* **What the exercise asks**: Output all lines exactly, with nothing added or dropped.

* **Data excerpts**:
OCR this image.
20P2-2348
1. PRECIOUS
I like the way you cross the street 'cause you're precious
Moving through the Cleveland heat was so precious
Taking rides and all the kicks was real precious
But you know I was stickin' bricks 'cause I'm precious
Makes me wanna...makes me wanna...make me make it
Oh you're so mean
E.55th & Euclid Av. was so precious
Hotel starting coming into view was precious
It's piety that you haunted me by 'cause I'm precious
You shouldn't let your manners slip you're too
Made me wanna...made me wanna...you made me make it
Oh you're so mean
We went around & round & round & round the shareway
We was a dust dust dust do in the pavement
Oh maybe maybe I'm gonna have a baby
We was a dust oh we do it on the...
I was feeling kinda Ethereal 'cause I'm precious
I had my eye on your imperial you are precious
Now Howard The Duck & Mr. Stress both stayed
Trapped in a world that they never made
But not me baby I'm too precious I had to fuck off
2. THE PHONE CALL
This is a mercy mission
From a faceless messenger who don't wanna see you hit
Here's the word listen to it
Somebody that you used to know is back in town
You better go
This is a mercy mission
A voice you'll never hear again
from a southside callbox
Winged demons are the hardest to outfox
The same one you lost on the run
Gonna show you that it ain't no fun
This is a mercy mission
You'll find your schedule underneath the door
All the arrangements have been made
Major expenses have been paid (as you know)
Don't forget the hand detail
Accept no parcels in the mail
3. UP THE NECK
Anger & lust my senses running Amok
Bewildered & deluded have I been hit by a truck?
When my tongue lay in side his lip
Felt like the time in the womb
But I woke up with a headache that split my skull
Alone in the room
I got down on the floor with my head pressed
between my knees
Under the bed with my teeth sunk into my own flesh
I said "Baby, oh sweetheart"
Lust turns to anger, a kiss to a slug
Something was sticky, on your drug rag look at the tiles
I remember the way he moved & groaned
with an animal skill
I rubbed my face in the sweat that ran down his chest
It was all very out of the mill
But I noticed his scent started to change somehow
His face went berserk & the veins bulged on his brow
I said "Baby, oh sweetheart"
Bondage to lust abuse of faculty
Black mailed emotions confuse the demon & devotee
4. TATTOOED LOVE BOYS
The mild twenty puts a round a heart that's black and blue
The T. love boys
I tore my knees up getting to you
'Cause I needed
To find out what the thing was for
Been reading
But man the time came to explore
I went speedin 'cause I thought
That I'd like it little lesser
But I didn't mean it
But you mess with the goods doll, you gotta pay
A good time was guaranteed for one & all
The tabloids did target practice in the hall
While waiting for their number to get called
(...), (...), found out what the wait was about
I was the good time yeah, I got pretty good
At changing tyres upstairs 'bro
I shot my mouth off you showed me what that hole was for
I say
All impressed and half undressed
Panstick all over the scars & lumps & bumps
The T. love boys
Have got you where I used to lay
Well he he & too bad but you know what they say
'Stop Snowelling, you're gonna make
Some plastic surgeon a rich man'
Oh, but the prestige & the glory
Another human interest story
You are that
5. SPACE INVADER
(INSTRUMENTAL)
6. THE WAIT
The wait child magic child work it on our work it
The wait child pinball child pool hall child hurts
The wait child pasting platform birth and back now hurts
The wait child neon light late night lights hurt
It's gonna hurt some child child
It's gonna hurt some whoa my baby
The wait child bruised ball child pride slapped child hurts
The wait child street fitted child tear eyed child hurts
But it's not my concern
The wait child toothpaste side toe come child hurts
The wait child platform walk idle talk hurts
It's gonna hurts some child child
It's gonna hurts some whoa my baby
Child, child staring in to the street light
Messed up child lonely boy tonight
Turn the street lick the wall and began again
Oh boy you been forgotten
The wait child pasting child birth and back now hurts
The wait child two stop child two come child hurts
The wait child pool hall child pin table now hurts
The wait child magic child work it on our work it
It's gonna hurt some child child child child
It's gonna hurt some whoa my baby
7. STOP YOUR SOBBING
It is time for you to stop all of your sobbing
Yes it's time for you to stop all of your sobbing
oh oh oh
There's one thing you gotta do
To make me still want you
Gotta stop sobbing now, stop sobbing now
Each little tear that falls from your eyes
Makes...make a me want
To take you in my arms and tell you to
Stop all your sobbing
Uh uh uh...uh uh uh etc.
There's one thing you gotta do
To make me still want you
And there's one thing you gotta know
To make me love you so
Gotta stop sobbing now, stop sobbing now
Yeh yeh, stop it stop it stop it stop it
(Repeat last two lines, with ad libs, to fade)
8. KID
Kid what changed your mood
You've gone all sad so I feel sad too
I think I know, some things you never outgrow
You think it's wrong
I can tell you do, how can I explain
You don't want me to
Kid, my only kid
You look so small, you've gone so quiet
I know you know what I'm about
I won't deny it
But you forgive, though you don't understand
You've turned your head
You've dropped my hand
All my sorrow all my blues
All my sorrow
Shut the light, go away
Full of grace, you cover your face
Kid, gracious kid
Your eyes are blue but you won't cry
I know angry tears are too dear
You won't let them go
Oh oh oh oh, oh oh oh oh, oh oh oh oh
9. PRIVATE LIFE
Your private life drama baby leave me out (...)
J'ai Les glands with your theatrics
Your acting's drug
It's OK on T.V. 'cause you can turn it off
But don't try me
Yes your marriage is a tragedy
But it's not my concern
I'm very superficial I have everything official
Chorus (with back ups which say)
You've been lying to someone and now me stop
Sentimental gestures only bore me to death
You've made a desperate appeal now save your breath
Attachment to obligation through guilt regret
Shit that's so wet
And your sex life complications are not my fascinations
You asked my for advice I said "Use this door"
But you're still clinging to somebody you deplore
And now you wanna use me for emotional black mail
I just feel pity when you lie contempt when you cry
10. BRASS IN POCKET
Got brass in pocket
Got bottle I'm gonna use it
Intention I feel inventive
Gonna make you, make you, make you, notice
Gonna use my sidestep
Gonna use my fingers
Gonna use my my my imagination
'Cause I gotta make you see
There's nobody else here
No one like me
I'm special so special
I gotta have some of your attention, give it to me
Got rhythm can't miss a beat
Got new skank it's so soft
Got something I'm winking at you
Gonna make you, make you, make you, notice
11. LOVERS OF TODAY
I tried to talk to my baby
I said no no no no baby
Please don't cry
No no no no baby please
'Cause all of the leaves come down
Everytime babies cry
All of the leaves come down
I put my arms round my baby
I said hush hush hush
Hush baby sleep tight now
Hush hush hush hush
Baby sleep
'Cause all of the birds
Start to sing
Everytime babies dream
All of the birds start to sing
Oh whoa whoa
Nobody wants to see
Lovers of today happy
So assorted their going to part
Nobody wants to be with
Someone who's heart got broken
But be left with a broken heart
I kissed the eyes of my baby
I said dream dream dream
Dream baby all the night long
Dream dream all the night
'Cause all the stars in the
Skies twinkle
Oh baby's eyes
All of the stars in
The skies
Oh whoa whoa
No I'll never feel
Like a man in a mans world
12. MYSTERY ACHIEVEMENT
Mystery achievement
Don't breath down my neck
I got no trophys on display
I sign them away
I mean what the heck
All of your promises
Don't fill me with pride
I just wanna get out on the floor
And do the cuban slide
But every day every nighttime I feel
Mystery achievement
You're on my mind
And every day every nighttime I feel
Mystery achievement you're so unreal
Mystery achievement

* **Worked solution**:
OCR this image.
20P2-2348
1. PRECIOUS
I like the way you cross the street 'cause you're precious
Moving through the Cleveland heat was so precious
Taking rides and all the kicks was real precious
But you know I was stickin' bricks 'cause I'm precious
Makes me wanna...makes me wanna...make me make it
Oh you're so mean
E.55th & Euclid Av. was so precious
Hotel starting coming into view was precious
It's piety that you haunted me by 'cause I'm precious
You shouldn't let your manners slip you're too
Made me wanna...made me wanna...you made me make it
Oh you're so mean
We went around & round & round & round the shareway
We was a dust dust dust do in the pavement
Oh maybe maybe I'm gonna have a baby
We was a dust oh we do it on the...
I was feeling kinda Ethereal 'cause I'm precious
I had my eye on your imperial you are precious
Now Howard The Duck & Mr. Stress both stayed
Trapped in a world that they never made
But not me baby I'm too precious I had to fuck off
2. THE PHONE CALL
This is a mercy mission
From a faceless messenger who don't wanna see you hit
Here's the word listen to it
Somebody that you used to know is back in town
You better go
This is a mercy mission
A voice you'll never hear again
from a southside callbox
Winged demons are the hardest to outfox
The same one you lost on the run
Gonna show you that it ain't no fun
This is a mercy mission
You'll find your schedule underneath the door
All the arrangements have been made
Major expenses have been paid (as you know)
Don't forget the hand detail
Accept no parcels in the mail
3. UP THE NECK
Anger & lust my senses running Amok
Bewildered & deluded have I been hit by a truck?
When my tongue lay in side his lip
Felt like the time in the womb
But I woke up with a headache that split my skull
Alone in the room
I got down on the floor with my head pressed
between my knees
Under the bed with my teeth sunk into my own flesh
I said "Baby, oh sweetheart"
Lust turns to anger, a kiss to a slug
Something was sticky, on your drug rag look at the tiles
I remember the way he moved & groaned
with an animal skill
I rubbed my face in the sweat that ran down his chest
It was all very out of the mill
But I noticed his scent started to change somehow
His face went berserk & the veins bulged on his brow
I said "Baby, oh sweetheart"
Bondage to lust abuse of faculty
Black mailed emotions confuse the demon & devotee
4. TATTOOED LOVE BOYS
The mild twenty puts a round a heart that's black and blue
The T. love boys
I tore my knees up getting to you
'Cause I needed
To find out what the thing was for
Been reading
But man the time came to explore
I went speedin 'cause I thought
That I'd like it little lesser
But I didn't mean it
But you mess with the goods doll, you gotta pay
A good time was guaranteed for one & all
The tabloids did target practice in the hall
While waiting for their number to get called
(...), (...), found out what the wait was about
I was the good time yeah, I got pretty good
At changing tyres upstairs 'bro
I shot my mouth off you showed me what that hole was for
I say
All impressed and half undressed
Panstick all over the scars & lumps & bumps
The T. love boys
Have got you where I used to lay
Well he he & too bad but you know what they say
'Stop Snowelling, you're gonna make
Some plastic surgeon a rich man'
Oh, but the prestige & the glory
Another human interest story
You are that
5. SPACE INVADER
(INSTRUMENTAL)
6. THE WAIT
The wait child magic child work it on our work it
The wait child pinball child pool hall child hurts
The wait child pasting platform birth and back now hurts
The wait child neon light late night lights hurt
It's gonna hurt some child child
It's gonna hurt some whoa my baby
The wait child bruised ball child pride slapped child hurts
The wait child street fitted child tear eyed child hurts
But it's not my concern
The wait child toothpaste side toe come child hurts
The wait child platform walk idle talk hurts
It's gonna hurts some child child
It's gonna hurts some whoa my baby
Child, child staring in to the street light
Messed up child lonely boy tonight
Turn the street lick the wall and began again
Oh boy you been forgotten
The wait child pasting child birth and back now hurts
The wait child two stop child two come child hurts
The wait child pool hall child pin table now hurts
The wait child magic child work it on our work it
It's gonna hurt some child child child child
It's gonna hurt some whoa my baby
7. STOP YOUR SOBBING
It is time for you to stop all of your sobbing
Yes it's time for you to stop all of your sobbing
oh oh oh
There's one thing you gotta do
To make me still want you
Gotta stop sobbing now, stop sobbing now
Each little tear that falls from your eyes
Makes...make a me want
To take you in my arms and tell you to
Stop all your sobbing
Uh uh uh...uh uh uh etc.
There's one thing you gotta do
To make me still want you
And there's one thing you gotta know
To make me love you so
Gotta stop sobbing now, stop sobbing now
Yeh yeh, stop it stop it stop it stop it
(Repeat last two lines, with ad libs, to fade)
8. KID
Kid what changed your mood
You've gone all sad so I feel sad too
I think I know, some things you never outgrow
You think it's wrong
I can tell you do, how can I explain
You don't want me to
Kid, my only kid
You look so small, you've gone so quiet
I know you know what I'm about
I won't deny it
But you forgive, though you don't understand
You've turned your head
You've dropped my hand
All my sorrow all my blues
All my sorrow
Shut the light, go away
Full of grace, you cover your face
Kid, gracious kid
Your eyes are blue but you won't cry
I know angry tears are too dear
You won't let them go
Oh oh oh oh, oh oh oh oh, oh oh oh oh
9. PRIVATE LIFE
Your private life drama baby leave me out (...)
J'ai Les glands with your theatrics
Your acting's drug
It's OK on T.V. 'cause you can turn it off
But don't try me
Yes your marriage is a tragedy
But it's not my concern
I'm very superficial I have everything official
Chorus (with back ups which say)
You've been lying to someone and now me stop
Sentimental gestures only bore me to death
You've made a desperate appeal now save your breath
Attachment to obligation through guilt regret
Shit that's so wet
And your sex life complications are not my fascinations
You asked my for advice I said "Use this door"
But you're still clinging to somebody you deplore
And now you wanna use me for emotional black mail
I just feel pity when you lie contempt when you cry
10. BRASS IN POCKET
Got brass in pocket
Got bottle I'm gonna use it
Intention I feel inventive
Gonna make you, make you, make you, notice
Gonna use my sidestep
Gonna use my fingers
Gonna use my my my imagination
'Cause I gotta make you see
There's nobody else here
No one like me
I'm special so special
I gotta have some of your attention, give it to me
Got rhythm can't miss a beat
Got new skank it's so soft
Got something I'm winking at you
Gonna make you, make you, make you, notice
11. LOVERS OF TODAY
I tried to talk to my baby
I said no no no no baby
Please don't cry
No no no no baby please
'Cause all of the leaves come down
Everytime babies cry
All of the leaves come down
I put my arms round my baby
I said hush hush hush
Hush baby sleep tight now
Hush hush hush hush
Baby sleep
'Cause all of the birds
Start to sing
Everytime babies dream
All of the birds start to sing
Oh whoa whoa
Nobody wants to see
Lovers of today happy
So assorted their going to part
Nobody wants to be with
Someone who's heart got broken
But be left with a broken heart
I kissed the eyes of my baby
I said dream dream dream
Dream baby all the night long
Dream dream all the night
'Cause all the stars in the
Skies twinkle
Oh baby's eyes
All of the stars in
The skies
Oh whoa whoa
No I'll never feel
Like a man in a mans world
12. MYSTERY ACHIEVEMENT
Mystery achievement
Don't breath down my neck
I got no trophys on display
I sign them away
I mean what the heck
All of your promises
Don't fill me with pride
I just wanna get out on the floor
And do the cuban slide
But every day every nighttime I feel
Mystery achievement
You're on my mind
And every day every nighttime I feel
Mystery achievement you're so unreal
Mystery achievement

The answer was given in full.